### Supplied records:

·····

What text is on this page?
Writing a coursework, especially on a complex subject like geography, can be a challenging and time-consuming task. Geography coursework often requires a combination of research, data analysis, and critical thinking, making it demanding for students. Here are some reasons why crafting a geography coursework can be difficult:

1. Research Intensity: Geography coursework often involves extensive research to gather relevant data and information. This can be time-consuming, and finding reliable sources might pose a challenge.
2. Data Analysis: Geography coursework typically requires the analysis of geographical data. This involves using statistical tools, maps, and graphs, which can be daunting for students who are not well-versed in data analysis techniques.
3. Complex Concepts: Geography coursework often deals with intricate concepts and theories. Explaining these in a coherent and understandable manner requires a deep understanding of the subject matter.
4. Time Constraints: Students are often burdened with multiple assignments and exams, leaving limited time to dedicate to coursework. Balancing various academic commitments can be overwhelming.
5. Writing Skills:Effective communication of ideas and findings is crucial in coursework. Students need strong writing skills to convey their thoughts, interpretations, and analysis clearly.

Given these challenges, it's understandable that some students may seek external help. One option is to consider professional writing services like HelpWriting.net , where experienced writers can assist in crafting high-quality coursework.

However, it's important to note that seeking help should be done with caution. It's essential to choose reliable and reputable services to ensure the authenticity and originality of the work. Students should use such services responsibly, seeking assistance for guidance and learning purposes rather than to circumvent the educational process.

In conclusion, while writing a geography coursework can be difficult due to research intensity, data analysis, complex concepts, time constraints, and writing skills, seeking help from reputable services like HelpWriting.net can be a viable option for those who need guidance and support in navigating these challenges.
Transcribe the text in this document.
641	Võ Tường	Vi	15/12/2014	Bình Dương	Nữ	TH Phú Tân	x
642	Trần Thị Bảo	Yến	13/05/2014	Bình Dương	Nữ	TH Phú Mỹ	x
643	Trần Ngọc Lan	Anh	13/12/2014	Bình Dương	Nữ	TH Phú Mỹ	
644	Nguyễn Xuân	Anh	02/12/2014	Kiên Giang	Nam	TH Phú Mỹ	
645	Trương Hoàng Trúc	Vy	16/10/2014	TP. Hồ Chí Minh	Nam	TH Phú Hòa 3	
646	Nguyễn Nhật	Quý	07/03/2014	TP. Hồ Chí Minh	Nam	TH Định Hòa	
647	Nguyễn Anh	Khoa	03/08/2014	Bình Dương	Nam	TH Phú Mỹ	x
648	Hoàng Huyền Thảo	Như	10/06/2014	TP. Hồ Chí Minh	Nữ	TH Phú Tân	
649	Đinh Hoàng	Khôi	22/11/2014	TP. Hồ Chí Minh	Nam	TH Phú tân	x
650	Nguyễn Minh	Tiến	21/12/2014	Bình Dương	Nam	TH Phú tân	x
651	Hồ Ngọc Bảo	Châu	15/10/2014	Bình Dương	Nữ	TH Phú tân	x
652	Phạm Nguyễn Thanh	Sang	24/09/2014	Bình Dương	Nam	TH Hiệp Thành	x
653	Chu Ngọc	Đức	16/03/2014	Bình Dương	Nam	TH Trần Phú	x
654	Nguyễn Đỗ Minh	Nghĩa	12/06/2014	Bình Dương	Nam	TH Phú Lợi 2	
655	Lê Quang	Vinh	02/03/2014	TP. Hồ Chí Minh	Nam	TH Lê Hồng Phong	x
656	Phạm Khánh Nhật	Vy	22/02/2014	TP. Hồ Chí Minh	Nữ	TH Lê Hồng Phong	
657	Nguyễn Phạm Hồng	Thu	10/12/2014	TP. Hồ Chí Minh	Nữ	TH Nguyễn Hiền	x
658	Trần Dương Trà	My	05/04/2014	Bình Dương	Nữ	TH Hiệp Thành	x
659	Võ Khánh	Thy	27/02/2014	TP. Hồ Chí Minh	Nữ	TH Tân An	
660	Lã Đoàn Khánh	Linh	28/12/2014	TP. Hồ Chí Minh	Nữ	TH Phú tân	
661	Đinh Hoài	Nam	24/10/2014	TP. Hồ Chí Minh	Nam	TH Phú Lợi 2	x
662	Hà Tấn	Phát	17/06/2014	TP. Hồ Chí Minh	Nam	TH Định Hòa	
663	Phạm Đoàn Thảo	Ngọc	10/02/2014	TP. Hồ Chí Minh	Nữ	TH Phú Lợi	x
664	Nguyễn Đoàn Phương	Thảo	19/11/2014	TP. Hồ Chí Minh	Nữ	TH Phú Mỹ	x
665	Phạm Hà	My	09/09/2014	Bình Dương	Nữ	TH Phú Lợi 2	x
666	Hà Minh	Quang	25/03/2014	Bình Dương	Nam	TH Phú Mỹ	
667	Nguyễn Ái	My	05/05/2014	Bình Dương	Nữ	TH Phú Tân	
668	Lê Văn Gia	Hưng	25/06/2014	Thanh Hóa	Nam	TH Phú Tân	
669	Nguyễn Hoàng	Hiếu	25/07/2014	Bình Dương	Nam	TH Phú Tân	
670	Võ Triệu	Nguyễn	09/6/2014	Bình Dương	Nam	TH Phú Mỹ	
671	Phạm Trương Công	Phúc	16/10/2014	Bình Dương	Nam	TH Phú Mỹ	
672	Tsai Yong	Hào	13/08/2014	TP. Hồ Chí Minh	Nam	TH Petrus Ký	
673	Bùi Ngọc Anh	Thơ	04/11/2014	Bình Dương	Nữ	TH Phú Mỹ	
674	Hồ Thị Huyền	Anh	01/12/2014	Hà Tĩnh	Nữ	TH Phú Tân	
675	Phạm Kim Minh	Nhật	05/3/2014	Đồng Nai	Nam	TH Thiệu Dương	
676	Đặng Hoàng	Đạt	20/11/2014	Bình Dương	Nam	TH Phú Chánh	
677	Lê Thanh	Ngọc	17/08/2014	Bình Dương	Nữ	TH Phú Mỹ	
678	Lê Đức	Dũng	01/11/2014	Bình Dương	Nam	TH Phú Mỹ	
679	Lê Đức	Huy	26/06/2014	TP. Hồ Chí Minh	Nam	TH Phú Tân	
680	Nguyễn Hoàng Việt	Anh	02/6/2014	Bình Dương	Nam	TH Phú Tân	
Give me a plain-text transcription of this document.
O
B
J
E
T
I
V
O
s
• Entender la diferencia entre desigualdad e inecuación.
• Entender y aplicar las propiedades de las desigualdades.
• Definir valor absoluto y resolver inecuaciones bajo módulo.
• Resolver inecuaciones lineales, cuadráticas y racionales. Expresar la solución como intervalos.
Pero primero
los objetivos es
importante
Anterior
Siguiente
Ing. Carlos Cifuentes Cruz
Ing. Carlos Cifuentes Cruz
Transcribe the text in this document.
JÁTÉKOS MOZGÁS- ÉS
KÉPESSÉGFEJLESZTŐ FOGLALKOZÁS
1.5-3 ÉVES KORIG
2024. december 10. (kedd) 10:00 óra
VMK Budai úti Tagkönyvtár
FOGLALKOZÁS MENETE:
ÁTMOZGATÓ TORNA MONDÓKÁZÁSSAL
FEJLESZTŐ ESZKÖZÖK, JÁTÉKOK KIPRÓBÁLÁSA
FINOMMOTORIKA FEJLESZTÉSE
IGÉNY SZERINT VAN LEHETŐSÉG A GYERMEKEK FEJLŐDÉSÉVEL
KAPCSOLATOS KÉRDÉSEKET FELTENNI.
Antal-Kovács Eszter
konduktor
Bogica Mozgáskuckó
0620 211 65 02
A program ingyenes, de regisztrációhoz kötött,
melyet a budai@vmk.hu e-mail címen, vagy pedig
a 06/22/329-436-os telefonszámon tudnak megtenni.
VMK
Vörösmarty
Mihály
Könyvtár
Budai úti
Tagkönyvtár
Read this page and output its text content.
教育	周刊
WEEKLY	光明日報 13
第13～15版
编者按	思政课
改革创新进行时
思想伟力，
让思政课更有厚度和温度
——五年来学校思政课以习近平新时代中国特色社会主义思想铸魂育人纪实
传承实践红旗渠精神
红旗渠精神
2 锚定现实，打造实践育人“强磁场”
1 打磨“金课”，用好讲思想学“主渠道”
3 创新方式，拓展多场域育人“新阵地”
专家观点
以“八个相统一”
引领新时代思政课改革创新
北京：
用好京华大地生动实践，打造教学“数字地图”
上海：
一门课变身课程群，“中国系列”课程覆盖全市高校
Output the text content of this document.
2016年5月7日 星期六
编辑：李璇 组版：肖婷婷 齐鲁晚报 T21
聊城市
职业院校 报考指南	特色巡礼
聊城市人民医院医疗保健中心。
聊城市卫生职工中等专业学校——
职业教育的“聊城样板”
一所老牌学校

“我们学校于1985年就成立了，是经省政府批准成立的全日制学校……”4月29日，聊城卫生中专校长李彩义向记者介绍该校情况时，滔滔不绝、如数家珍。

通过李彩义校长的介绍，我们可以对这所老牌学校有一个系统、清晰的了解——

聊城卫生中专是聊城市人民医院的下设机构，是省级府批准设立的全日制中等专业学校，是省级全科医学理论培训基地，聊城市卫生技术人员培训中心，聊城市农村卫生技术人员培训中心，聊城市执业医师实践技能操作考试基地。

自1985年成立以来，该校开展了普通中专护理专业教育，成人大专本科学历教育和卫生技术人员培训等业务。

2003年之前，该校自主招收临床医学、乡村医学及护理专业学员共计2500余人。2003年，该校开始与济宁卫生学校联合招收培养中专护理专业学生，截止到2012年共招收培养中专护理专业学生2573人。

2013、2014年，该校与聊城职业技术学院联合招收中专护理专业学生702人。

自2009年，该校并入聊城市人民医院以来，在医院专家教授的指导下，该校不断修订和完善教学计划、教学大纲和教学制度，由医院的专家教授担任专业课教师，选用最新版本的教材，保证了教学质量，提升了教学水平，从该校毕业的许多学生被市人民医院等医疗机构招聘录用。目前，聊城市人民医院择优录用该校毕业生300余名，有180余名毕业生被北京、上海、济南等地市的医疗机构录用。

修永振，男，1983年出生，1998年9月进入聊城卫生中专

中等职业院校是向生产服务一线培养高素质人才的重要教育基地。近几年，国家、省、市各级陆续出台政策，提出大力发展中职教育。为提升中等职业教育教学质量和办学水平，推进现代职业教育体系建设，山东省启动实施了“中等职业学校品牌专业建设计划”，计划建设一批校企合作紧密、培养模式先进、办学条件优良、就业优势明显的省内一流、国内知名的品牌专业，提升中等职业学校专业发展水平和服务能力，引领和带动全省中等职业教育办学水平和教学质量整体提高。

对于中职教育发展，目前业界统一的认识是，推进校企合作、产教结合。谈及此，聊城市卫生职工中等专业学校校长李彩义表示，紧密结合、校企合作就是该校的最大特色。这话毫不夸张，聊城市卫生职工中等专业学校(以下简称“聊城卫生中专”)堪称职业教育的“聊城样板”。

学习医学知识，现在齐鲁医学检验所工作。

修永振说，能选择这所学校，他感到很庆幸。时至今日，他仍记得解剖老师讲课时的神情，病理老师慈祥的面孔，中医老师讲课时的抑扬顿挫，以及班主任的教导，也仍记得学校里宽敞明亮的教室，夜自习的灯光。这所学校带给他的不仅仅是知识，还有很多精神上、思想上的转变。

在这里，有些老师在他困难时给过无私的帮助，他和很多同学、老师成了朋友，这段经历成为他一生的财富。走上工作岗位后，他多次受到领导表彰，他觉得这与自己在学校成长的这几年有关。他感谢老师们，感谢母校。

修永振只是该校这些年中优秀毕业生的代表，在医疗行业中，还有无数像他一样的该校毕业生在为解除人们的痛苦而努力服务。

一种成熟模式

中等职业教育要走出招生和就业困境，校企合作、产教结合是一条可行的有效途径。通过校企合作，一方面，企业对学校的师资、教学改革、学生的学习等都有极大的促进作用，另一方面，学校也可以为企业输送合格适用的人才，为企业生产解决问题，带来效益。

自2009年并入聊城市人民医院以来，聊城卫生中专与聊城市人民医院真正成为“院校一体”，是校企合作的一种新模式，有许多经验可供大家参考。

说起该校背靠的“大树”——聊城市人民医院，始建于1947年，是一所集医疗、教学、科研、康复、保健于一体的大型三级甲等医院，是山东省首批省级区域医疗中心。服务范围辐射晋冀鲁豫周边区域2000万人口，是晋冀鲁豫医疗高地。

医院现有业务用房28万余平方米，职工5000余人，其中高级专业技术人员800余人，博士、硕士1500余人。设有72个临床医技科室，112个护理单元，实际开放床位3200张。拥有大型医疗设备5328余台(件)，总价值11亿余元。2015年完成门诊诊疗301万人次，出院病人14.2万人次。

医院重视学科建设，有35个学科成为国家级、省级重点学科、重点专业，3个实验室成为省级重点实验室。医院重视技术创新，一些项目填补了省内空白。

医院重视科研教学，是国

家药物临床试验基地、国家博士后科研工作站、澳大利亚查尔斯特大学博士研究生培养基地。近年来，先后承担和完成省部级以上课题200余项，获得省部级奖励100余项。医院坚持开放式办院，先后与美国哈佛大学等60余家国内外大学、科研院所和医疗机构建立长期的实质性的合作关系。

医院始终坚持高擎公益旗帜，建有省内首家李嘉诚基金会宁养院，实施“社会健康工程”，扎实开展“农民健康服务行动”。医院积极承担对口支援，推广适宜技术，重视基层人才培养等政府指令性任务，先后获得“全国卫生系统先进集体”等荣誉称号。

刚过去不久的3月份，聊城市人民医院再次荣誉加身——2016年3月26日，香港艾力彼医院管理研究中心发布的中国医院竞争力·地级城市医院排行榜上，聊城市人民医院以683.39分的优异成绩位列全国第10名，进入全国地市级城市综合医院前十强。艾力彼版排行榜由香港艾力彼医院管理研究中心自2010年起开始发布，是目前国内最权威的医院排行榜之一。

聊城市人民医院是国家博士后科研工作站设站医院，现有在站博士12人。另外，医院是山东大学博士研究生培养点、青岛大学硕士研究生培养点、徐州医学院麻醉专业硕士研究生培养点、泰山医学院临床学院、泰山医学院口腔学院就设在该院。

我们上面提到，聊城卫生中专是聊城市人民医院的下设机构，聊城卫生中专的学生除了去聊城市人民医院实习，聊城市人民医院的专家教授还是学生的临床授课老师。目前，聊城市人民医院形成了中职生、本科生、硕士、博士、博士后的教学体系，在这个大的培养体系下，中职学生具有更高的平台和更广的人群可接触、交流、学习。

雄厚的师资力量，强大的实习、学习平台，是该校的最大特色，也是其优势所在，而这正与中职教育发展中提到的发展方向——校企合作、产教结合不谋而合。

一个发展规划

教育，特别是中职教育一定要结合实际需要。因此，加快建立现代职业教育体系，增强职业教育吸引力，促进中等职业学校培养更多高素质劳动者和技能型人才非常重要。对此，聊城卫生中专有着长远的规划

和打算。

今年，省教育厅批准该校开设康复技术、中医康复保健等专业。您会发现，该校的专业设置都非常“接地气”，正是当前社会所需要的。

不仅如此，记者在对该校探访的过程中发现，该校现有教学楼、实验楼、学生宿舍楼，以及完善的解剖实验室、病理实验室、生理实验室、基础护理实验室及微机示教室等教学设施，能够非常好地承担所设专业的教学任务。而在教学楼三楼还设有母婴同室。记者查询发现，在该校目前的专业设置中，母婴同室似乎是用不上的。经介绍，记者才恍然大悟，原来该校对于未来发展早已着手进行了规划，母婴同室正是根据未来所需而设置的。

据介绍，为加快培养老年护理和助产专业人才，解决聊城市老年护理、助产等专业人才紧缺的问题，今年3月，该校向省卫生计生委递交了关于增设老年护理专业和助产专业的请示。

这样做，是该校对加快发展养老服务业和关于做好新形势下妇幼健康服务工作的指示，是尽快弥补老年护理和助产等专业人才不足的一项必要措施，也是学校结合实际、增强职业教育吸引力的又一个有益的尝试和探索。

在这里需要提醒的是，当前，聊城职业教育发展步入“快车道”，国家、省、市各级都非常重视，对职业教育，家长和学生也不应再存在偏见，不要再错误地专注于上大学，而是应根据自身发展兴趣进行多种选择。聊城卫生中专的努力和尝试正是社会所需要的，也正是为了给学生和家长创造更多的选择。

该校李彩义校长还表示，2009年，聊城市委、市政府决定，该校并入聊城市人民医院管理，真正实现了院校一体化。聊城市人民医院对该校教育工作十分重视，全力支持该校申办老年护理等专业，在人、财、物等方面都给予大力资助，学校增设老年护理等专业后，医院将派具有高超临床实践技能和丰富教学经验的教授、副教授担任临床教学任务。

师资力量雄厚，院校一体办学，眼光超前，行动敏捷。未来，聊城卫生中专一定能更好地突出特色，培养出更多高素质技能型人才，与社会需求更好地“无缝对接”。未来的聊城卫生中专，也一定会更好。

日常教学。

·····

### The problem:
All lines in the data that contain the word "Khánh" should be copied.

### Answer to the problem:
656	Phạm Khánh Nhật	Vy	22/02/2014	TP. Hồ Chí Minh	Nữ	TH Lê Hồng Phong	
659	Võ Khánh	Thy	27/02/2014	TP. Hồ Chí Minh	Nữ	TH Tân An	
660	Lã Đoàn Khánh	Linh	28/12/2014	TP. Hồ Chí Minh	Nữ	TH Phú tân	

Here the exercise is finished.